**INSTRUCTIONS TO FOLLOW:** With pictures left out, retype exactly the lines from the one containing "Give me a plain-text" through the final line of the entries.

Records

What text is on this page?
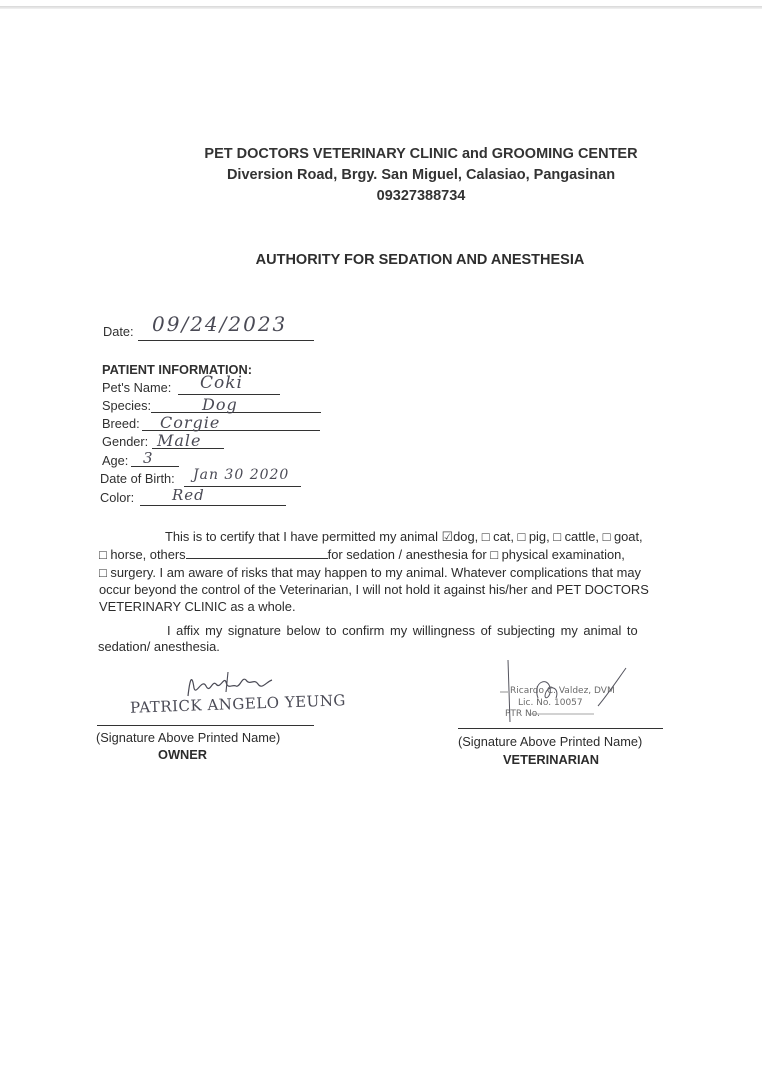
PET DOCTORS VETERINARY CLINIC and GROOMING CENTER
Diversion Road, Brgy. San Miguel, Calasiao, Pangasinan
09327388734
AUTHORITY FOR SEDATION AND ANESTHESIA
Date: 09/24/2023
PATIENT INFORMATION:
Pet's Name: Coki
Species:	Dog
Breed: Corgie
Gender: Male
Age: 3
Date of Birth: Jan 30 2020
Color:	Red
This is to certify that I have permitted my animal ☑dog, □ cat, □ pig, □ cattle, □ goat,
□ horse, others	for sedation / anesthesia for □ physical examination,
□ surgery. I am aware of risks that may happen to my animal. Whatever complications that may
occur beyond the control of the Veterinarian, I will not hold it against his/her and PET DOCTORS
VETERINARY CLINIC as a whole.
I affix my signature below to confirm my willingness of subjecting my animal to
sedation/ anesthesia.
PATRICK ANGELO YEUNG
(Signature Above Printed Name)
OWNER
Ricardo C. Valdez, DVM
Lic. No. 10057
PTR No.
(Signature Above Printed Name)
VETERINARIAN
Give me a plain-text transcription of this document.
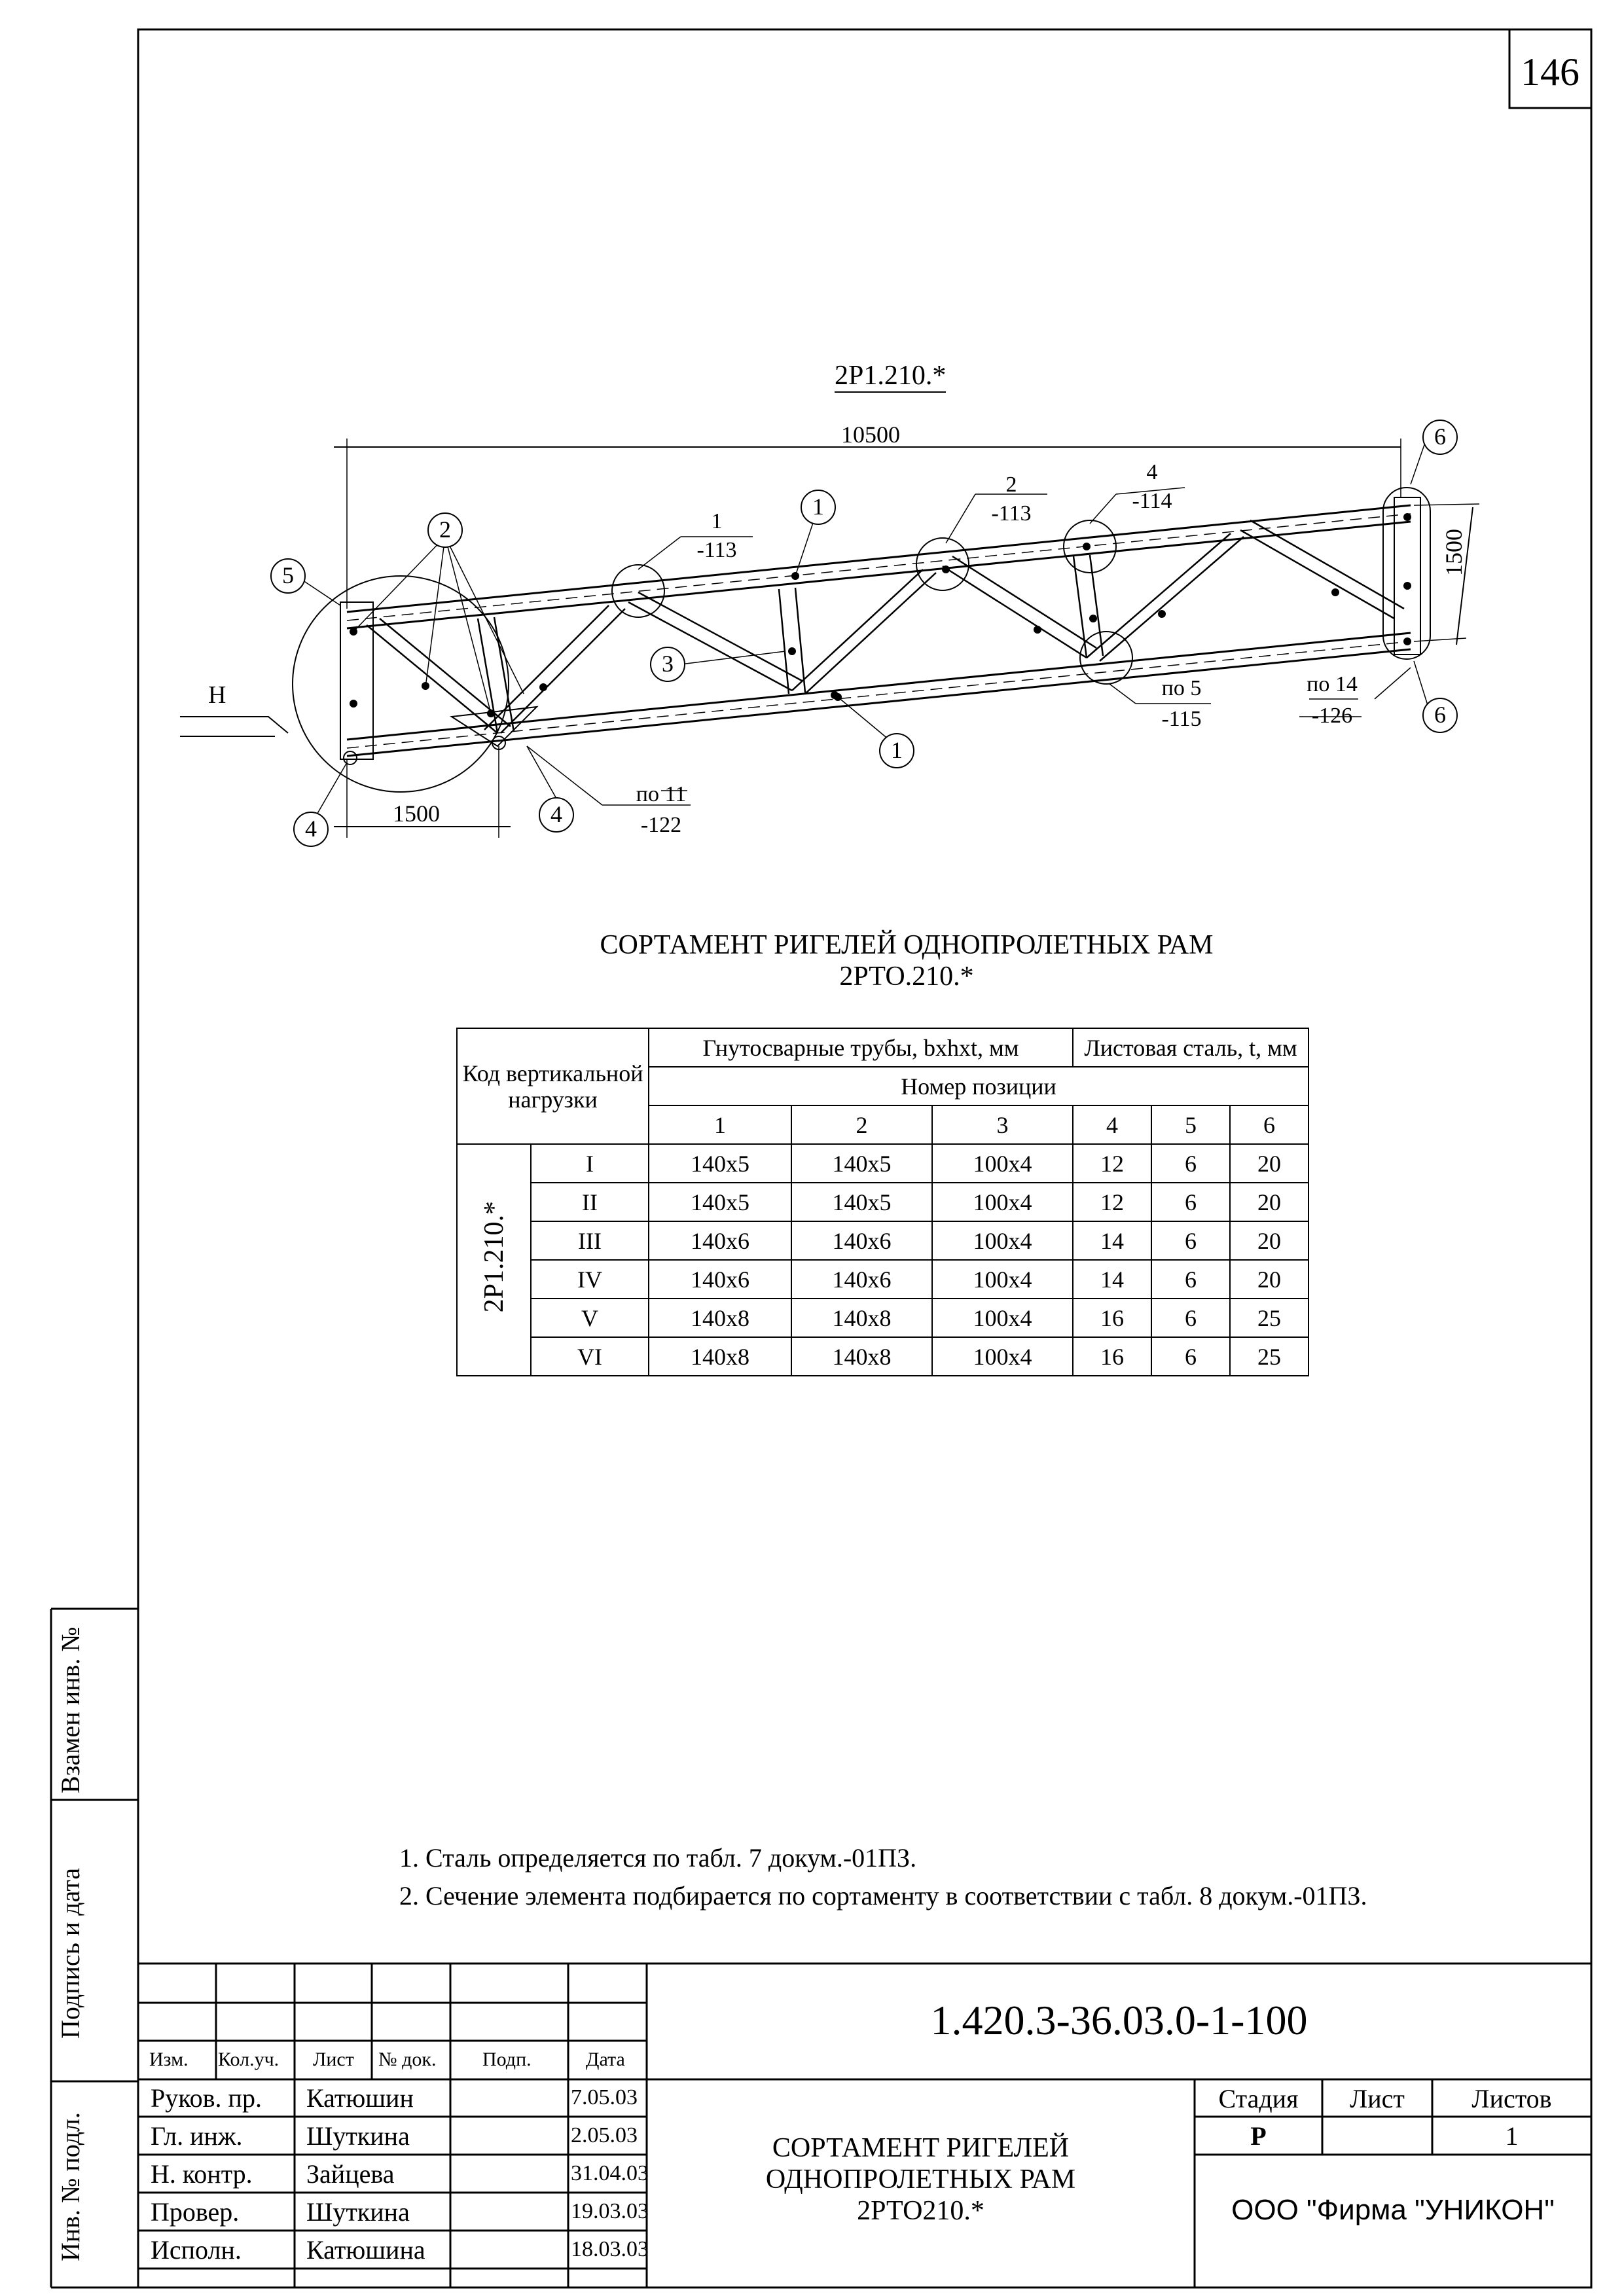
146
2Р1.210.*
10500
1500
1500
Н
2
5
1
3
1
6
6
4
4
1
-113
2
-113
4
-114
по 5
-115
по 14
-126
по 11
-122
СОРТАМЕНТ РИГЕЛЕЙ ОДНОПРОЛЕТНЫХ РАМ
2РТО.210.*
Код вертикальной нагрузки		Гнутосварные трубы, bxhxt, мм			Листовая сталь, t, мм		
		Номер позиции					
		1	2	3	4	5	6
2Р1.210.*	I	140x5	140x5	100x4	12	6	20
	II	140x5	140x5	100x4	12	6	20
	III	140x6	140x6	100x4	14	6	20
	IV	140x6	140x6	100x4	14	6	20
	V	140x8	140x8	100x4	16	6	25
	VI	140x8	140x8	100x4	16	6	25
1. Сталь определяется по табл. 7 докум.-01ПЗ.
2. Сечение элемента подбирается по сортаменту в соответствии с табл. 8 докум.-01ПЗ.
Взамен инв. №
Подпись и дата
Инв. № подл.
1.420.3-36.03.0-1-100
Изм. Кол.уч. Лист № док. Подп.	Дата
Руков. пр. Катюшин	7.05.03
Гл. инж. Шуткина	2.05.03
Н. контр. Зайцева	31.04.03
Провер.	Шуткина	19.03.03
Исполн. Катюшина	18.03.03
СОРТАМЕНТ РИГЕЛЕЙ
ОДНОПРОЛЕТНЫХ РАМ
2РТО210.*
Стадия	Лист	Листов
Р	1
ООО "Фирма "УНИКОН"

**SOLUTION TO THE PROBLEM:**
Give me a plain-text transcription of this document.
146
2Р1.210.*
10500
1500
1500
Н
2
5
1
3
1
6
6
4
4
1
-113
2
-113
4
-114
по 5
-115
по 14
-126
по 11
-122
СОРТАМЕНТ РИГЕЛЕЙ ОДНОПРОЛЕТНЫХ РАМ
2РТО.210.*
Код вертикальной нагрузки		Гнутосварные трубы, bxhxt, мм			Листовая сталь, t, мм		
		Номер позиции					
		1	2	3	4	5	6
2Р1.210.*	I	140x5	140x5	100x4	12	6	20
	II	140x5	140x5	100x4	12	6	20
	III	140x6	140x6	100x4	14	6	20
	IV	140x6	140x6	100x4	14	6	20
	V	140x8	140x8	100x4	16	6	25
	VI	140x8	140x8	100x4	16	6	25
1. Сталь определяется по табл. 7 докум.-01ПЗ.
2. Сечение элемента подбирается по сортаменту в соответствии с табл. 8 докум.-01ПЗ.
Взамен инв. №
Подпись и дата
Инв. № подл.
1.420.3-36.03.0-1-100
Изм. Кол.уч. Лист № док. Подп.	Дата
Руков. пр. Катюшин	7.05.03
Гл. инж. Шуткина	2.05.03
Н. контр. Зайцева	31.04.03
Провер.	Шуткина	19.03.03
Исполн. Катюшина	18.03.03
СОРТАМЕНТ РИГЕЛЕЙ
ОДНОПРОЛЕТНЫХ РАМ
2РТО210.*
Стадия	Лист	Листов
Р	1
ООО "Фирма "УНИКОН"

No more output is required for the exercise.